Count lines, not occurrences: give the number of lines holding the word "icon", and nothing besides.

[Extracted records]
----

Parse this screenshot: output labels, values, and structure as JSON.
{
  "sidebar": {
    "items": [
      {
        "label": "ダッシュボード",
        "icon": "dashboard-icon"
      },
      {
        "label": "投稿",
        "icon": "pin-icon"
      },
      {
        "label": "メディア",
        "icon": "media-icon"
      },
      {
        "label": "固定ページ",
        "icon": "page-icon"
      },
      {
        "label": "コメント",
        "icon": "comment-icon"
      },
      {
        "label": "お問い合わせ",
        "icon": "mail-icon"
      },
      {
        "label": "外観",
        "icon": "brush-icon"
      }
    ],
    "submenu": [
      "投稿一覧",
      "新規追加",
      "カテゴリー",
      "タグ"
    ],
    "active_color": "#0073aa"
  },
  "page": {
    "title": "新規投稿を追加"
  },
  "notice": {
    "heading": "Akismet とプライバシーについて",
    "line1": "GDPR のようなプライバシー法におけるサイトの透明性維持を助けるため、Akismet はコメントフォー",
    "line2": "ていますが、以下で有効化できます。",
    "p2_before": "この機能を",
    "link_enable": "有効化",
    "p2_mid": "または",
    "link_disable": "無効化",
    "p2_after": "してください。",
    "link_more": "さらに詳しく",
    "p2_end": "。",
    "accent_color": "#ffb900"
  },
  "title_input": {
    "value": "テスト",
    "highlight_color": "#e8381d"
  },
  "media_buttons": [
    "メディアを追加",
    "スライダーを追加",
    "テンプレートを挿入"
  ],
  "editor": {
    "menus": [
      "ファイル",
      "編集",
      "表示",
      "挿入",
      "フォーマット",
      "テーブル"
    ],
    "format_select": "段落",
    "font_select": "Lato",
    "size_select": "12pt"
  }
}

----

### WRITTEN RESPONSE
7